Given problem:
Make an exact copy of all the entries, but do not reproduce the pictures.

Provided records:
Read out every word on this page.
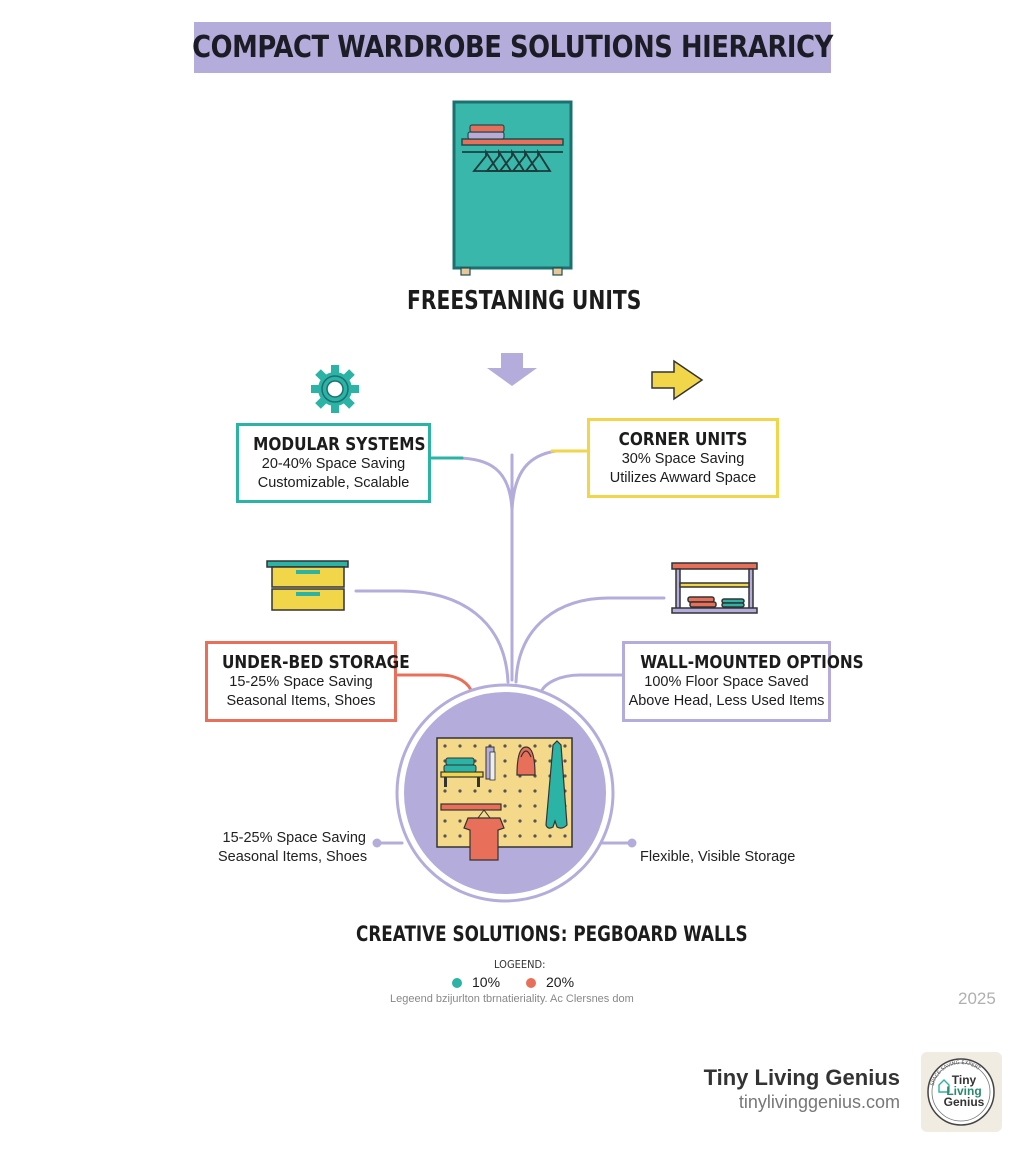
COMPACT WARDROBE SOLUTIONS HIERARICY
FREESTANING UNITS
MODULAR SYSTEMS
20-40% Space Saving
Customizable, Scalable
CORNER UNITS
30% Space Saving
Utilizes Awward Space
UNDER-BED STORAGE
15-25% Space Saving
Seasonal Items, Shoes
WALL-MOUNTED OPTIONS
100% Floor Space Saved
Above Head, Less Used Items
15-25% Space Saving
Seasonal Items, Shoes	Flexible, Visible Storage
CREATIVE SOLUTIONS: PEGBOARD WALLS
LOGEEND:
10%	20%
Legeend bzijurlton tbrnatieriality. Ac Clersnes dom	2025
Tiny Living Genius
tinylivinggenius.com
SPACE-SAVING EXPERT
Tiny
Living
Genius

Correct response:
Read out every word on this page.
COMPACT WARDROBE SOLUTIONS HIERARICY
FREESTANING UNITS
MODULAR SYSTEMS
20-40% Space Saving
Customizable, Scalable
CORNER UNITS
30% Space Saving
Utilizes Awward Space
UNDER-BED STORAGE
15-25% Space Saving
Seasonal Items, Shoes
WALL-MOUNTED OPTIONS
100% Floor Space Saved
Above Head, Less Used Items
15-25% Space Saving
Seasonal Items, Shoes	Flexible, Visible Storage
CREATIVE SOLUTIONS: PEGBOARD WALLS
LOGEEND:
10%	20%
Legeend bzijurlton tbrnatieriality. Ac Clersnes dom	2025
Tiny Living Genius
tinylivinggenius.com
SPACE-SAVING EXPERT
Tiny
Living
Genius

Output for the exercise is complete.